Start Selected passage

McReynolds was not a fine Wilsonian philosopher but a fanatical reactionary; Roosevelt would not have been surprised to learn of a letter from McReynolds to his brother in which he described the President as lacking “brains to understand what he is doing,” as “bad through and through,” and controlled by the radicals around him. Even Brandeis—the “Isaiah” whom FDR admired—had labored indefatigably for Roosevelt’s own goals and had advised New Deal officials closely, though usually indirectly, on policy measures—and then had turned suddenly against the Administration in demolishing the NRA. “Where was Ben Cardozo?” Roosevelt said on hearing of the 9-0 verdict against the NRA. “And what about old Isaiah?”

Hence it was not surprising that the President, forced by polarizing political pressures to rise above interest-group brokerage and bolstered by his big 1936 majority vote, now would confront minority power entrenched in the Supreme Court of the United States.

Court-Packing: The Switch in Time

The New Deal and the Old Court had almost collided in February 1935 in the Gold Clause cases. If the Court had decided against the Administration, Roosevelt had planned to defy the Court because to “stand idly by” and permit the decision to take effect would “imperil the economic and political security of this nation.” The decision if enforced, he intended to proclaim, would result in unconscionable profits to investors, bankruptcy for railroads and corporations, default by state and local governments, intensified mortgage foreclosures, a hike in the national debt—in short, would plunge the nation into an economic crisis.

After the narrow 5-4 decision in his favor, a relieved President wrote jauntily to Joseph P. Kennedy, chairman of the Securities and Exchange Commission: “How fortunate it is that his Exchanges will never know how close they came to being closed up by a stroke of the pen of one J.P.K.’ ” FDR seemed a bit crestfallen, however, that he had not been able to deliver the “marvelous radio address” he planned. It was the justices who gave the speeches. Hughes scolded the President in the majority opinion, while the archreactionary McReynolds in his extemporaneous dissent lamented that “Shame and humiliation are upon us now.”

End Selected passage
Start Source material

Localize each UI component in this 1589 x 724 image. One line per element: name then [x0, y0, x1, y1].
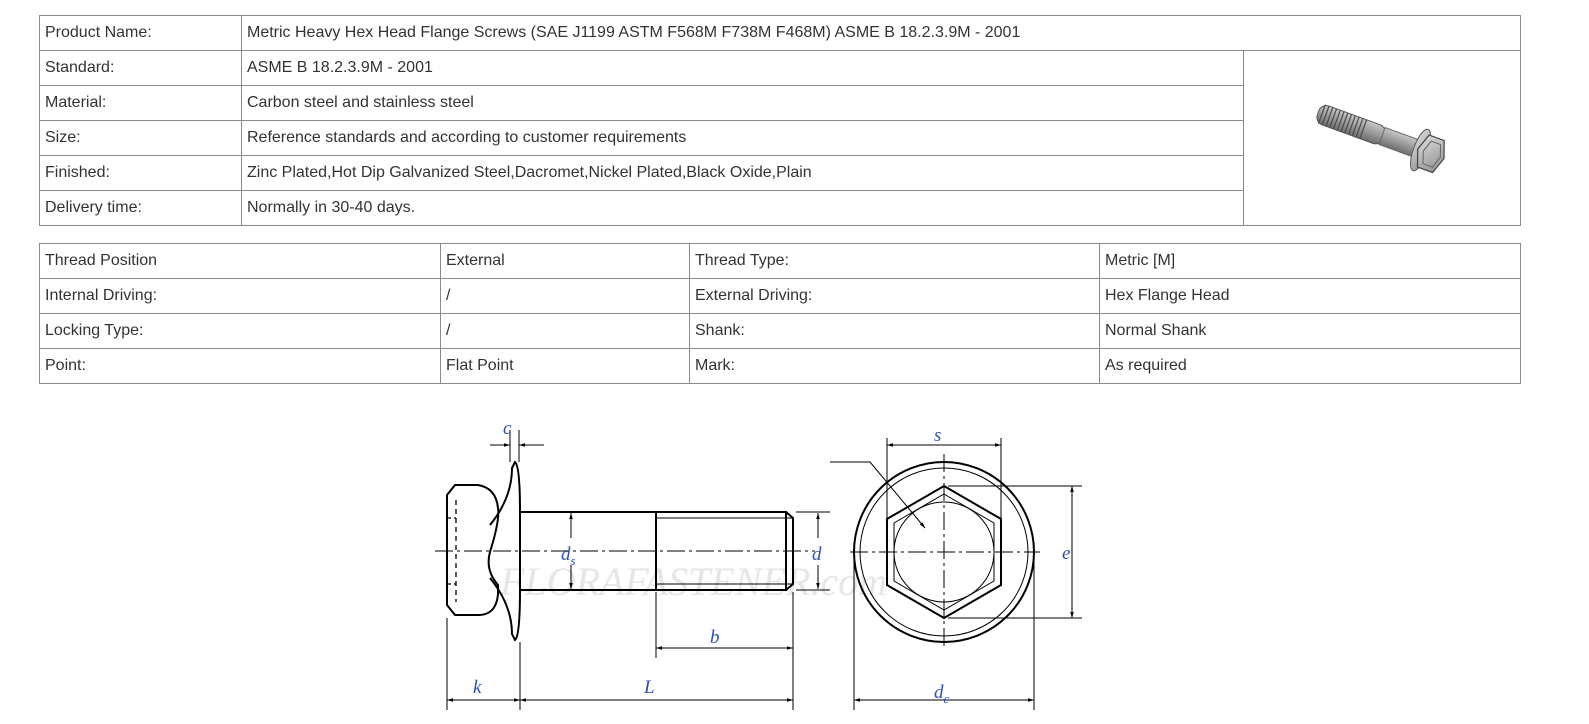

End Source material

• _Aim_: Please copy the court-packing passage from "The New Deal" to "an economic crisis.", swapping "economic crisis" for "financial crisis".

• _Finished answer_:
The New Deal and the Old Court had almost collided in February 1935 in the Gold Clause cases. If the Court had decided against the Administration, Roosevelt had planned to defy the Court because to “stand idly by” and permit the decision to take effect would “imperil the economic and political security of this nation.” The decision if enforced, he intended to proclaim, would result in unconscionable profits to investors, bankruptcy for railroads and corporations, default by state and local governments, intensified mortgage foreclosures, a hike in the national debt—in short, would plunge the nation into an financial crisis.